- **What you have to do**: Below are some entries. Copy each line that holds the string "Marc".

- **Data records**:
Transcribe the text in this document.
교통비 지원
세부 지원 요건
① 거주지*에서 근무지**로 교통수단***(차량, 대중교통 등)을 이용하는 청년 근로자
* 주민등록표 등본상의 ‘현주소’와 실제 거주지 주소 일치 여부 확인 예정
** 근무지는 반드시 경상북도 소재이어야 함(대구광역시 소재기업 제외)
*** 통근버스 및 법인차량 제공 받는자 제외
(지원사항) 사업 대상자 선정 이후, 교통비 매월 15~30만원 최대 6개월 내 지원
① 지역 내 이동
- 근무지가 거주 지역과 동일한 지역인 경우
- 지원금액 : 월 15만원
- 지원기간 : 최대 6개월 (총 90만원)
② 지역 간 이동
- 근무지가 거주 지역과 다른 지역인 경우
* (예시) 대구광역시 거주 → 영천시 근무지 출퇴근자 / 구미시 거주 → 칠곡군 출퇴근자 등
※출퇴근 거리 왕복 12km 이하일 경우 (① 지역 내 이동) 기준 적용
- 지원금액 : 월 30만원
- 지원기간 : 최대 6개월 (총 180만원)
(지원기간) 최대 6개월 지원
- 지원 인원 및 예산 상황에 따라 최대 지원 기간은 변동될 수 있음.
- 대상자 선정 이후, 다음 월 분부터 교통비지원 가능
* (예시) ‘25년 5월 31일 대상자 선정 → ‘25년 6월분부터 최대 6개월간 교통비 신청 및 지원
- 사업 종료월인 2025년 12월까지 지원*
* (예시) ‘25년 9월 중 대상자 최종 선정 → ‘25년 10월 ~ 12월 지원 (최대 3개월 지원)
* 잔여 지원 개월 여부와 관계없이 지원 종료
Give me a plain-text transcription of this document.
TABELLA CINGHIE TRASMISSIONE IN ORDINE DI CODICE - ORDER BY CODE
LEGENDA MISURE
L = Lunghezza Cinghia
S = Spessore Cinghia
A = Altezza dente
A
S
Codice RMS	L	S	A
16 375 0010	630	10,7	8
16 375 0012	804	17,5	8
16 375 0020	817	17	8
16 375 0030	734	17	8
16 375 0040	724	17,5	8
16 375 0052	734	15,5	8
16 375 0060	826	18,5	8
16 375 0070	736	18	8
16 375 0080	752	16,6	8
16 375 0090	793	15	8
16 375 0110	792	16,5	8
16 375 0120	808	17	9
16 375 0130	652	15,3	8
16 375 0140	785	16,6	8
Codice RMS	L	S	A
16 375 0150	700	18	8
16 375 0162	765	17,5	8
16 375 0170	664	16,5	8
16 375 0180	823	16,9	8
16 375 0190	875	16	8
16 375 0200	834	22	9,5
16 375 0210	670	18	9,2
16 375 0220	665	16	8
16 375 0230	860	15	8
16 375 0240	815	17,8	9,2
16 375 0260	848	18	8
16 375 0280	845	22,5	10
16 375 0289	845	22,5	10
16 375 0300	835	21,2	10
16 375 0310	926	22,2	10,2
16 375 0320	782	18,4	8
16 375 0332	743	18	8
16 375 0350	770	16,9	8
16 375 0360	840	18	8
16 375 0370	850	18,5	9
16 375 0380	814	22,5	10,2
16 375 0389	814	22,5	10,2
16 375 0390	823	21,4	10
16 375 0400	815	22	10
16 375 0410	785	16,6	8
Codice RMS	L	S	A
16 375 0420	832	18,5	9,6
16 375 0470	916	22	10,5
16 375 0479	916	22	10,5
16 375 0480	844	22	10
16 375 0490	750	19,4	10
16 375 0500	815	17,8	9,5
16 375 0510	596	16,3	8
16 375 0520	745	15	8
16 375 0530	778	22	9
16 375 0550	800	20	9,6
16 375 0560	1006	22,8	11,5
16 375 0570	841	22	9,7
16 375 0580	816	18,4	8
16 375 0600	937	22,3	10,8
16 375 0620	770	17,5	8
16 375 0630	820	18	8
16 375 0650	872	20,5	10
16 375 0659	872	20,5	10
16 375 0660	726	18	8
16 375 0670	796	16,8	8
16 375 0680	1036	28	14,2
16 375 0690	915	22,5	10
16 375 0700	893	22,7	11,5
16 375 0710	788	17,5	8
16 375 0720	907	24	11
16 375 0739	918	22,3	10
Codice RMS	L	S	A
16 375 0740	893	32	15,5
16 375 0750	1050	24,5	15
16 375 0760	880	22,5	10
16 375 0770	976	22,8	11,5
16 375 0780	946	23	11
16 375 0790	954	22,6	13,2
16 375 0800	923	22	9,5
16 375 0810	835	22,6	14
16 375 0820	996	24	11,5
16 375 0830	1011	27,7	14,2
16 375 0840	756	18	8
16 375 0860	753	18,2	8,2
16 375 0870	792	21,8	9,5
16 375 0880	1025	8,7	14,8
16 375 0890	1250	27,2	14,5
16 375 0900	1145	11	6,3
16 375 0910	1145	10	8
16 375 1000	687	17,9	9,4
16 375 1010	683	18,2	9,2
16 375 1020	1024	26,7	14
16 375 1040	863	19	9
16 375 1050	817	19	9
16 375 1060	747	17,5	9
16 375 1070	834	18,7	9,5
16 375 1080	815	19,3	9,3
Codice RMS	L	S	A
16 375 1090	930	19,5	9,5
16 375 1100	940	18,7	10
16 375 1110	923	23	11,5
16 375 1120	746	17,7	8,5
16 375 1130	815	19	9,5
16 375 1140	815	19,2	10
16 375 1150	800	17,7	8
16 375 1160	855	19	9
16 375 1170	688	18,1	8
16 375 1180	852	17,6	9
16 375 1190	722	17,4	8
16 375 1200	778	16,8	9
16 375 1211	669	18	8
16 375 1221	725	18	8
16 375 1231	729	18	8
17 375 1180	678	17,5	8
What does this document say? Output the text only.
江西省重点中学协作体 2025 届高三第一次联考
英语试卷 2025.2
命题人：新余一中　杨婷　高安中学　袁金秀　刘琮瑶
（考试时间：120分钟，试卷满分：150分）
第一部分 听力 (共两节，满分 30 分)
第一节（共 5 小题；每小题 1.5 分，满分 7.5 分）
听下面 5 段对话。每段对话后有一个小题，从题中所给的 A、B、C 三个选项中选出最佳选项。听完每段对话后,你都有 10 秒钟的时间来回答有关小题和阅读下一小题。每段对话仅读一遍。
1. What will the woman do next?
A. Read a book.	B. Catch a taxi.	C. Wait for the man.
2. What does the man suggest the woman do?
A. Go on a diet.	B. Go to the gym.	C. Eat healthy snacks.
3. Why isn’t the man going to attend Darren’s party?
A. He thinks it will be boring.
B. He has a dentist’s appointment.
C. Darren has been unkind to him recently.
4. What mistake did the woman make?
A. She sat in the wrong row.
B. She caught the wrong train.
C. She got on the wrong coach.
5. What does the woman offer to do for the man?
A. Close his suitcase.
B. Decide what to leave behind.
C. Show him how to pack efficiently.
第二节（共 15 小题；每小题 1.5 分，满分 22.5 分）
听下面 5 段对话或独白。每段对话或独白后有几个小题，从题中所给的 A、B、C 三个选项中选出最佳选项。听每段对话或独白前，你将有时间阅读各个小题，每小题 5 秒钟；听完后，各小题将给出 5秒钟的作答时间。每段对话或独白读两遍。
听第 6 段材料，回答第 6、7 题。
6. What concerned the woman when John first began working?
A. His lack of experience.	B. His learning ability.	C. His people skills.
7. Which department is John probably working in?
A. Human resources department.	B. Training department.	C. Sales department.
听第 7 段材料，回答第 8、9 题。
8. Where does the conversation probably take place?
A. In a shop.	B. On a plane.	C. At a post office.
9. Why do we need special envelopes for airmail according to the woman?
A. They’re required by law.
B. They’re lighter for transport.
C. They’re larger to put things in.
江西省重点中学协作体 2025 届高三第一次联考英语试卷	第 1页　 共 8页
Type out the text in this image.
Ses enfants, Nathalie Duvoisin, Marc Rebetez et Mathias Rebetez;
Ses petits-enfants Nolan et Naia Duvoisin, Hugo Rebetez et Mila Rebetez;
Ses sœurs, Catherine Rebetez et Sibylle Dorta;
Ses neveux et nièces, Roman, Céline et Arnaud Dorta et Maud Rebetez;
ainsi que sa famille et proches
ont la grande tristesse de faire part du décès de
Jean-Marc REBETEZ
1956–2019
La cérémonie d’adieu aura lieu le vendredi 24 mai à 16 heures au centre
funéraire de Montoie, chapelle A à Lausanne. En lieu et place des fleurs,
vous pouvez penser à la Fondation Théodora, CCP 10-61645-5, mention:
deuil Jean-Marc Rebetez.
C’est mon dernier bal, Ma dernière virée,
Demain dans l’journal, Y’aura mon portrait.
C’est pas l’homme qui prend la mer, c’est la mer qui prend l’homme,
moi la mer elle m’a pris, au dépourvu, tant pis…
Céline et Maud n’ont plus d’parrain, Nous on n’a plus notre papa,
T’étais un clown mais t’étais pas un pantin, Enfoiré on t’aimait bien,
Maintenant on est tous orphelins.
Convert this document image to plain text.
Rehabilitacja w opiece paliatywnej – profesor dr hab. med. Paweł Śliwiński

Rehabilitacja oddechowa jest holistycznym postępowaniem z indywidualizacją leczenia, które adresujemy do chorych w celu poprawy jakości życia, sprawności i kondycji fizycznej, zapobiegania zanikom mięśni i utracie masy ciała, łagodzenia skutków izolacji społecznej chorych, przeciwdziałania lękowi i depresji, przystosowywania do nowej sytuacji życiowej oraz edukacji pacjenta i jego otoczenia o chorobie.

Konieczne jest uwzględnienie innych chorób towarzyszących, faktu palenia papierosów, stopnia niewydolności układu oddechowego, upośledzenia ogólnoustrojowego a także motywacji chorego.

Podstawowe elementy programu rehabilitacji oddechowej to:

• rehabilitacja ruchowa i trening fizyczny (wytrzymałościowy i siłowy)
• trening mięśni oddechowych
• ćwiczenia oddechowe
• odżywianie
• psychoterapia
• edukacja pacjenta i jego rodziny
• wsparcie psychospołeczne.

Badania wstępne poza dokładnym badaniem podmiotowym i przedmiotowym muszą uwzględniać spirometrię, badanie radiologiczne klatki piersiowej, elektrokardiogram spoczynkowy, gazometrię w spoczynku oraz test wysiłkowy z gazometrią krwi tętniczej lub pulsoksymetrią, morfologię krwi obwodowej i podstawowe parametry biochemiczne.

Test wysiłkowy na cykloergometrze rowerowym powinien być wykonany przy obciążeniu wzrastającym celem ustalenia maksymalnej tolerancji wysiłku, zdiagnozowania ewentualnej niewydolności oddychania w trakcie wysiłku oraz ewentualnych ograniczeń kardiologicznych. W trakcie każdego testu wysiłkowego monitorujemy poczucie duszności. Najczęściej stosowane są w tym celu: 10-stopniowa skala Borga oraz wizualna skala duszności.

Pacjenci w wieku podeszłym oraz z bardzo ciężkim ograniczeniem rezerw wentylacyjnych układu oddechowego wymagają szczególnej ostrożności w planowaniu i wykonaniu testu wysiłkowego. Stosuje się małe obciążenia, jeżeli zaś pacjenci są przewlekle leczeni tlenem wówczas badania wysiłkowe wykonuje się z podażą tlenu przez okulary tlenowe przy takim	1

- **Answer for the task**:
Ses enfants, Nathalie Duvoisin, Marc Rebetez et Mathias Rebetez;
Jean-Marc REBETEZ
deuil Jean-Marc Rebetez.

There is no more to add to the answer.